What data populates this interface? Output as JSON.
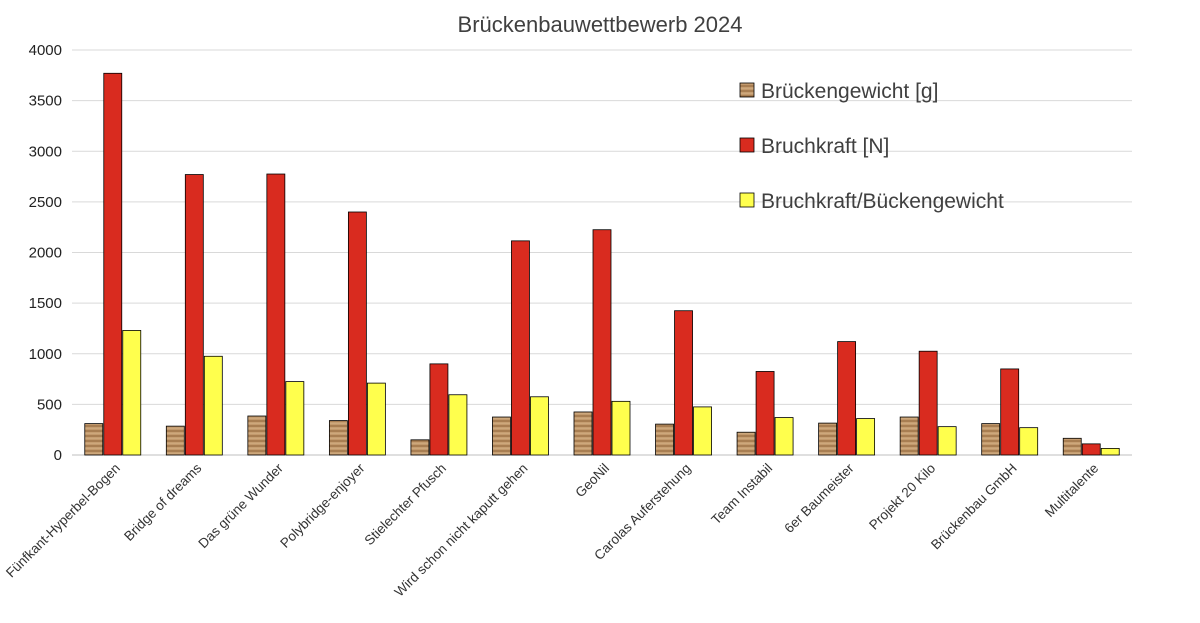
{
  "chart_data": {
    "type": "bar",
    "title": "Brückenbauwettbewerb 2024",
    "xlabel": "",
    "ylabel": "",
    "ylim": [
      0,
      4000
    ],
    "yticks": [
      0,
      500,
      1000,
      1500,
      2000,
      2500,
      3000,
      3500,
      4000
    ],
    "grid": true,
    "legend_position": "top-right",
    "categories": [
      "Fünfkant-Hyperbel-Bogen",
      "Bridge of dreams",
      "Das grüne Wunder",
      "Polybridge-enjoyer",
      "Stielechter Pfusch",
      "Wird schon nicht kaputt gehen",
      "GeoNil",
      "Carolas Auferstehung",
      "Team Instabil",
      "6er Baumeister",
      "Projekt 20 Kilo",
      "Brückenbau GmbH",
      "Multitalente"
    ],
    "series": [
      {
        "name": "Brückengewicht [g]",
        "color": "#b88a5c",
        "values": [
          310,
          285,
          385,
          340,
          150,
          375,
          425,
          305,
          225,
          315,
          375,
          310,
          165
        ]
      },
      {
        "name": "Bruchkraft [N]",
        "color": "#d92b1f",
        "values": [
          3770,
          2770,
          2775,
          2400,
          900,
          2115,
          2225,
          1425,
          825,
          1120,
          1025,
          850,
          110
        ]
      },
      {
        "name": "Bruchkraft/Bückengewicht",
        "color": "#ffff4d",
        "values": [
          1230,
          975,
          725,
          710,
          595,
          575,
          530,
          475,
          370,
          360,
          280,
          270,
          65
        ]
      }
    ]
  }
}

To be done:
Output a faithful copy of the data, with each picture left out.

Exercise result:
What data populates this interface? Output as JSON.
{
  "chart_data": {
    "type": "bar",
    "title": "Brückenbauwettbewerb 2024",
    "xlabel": "",
    "ylabel": "",
    "ylim": [
      0,
      4000
    ],
    "yticks": [
      0,
      500,
      1000,
      1500,
      2000,
      2500,
      3000,
      3500,
      4000
    ],
    "grid": true,
    "legend_position": "top-right",
    "categories": [
      "Fünfkant-Hyperbel-Bogen",
      "Bridge of dreams",
      "Das grüne Wunder",
      "Polybridge-enjoyer",
      "Stielechter Pfusch",
      "Wird schon nicht kaputt gehen",
      "GeoNil",
      "Carolas Auferstehung",
      "Team Instabil",
      "6er Baumeister",
      "Projekt 20 Kilo",
      "Brückenbau GmbH",
      "Multitalente"
    ],
    "series": [
      {
        "name": "Brückengewicht [g]",
        "color": "#b88a5c",
        "values": [
          310,
          285,
          385,
          340,
          150,
          375,
          425,
          305,
          225,
          315,
          375,
          310,
          165
        ]
      },
      {
        "name": "Bruchkraft [N]",
        "color": "#d92b1f",
        "values": [
          3770,
          2770,
          2775,
          2400,
          900,
          2115,
          2225,
          1425,
          825,
          1120,
          1025,
          850,
          110
        ]
      },
      {
        "name": "Bruchkraft/Bückengewicht",
        "color": "#ffff4d",
        "values": [
          1230,
          975,
          725,
          710,
          595,
          575,
          530,
          475,
          370,
          360,
          280,
          270,
          65
        ]
      }
    ]
  }
}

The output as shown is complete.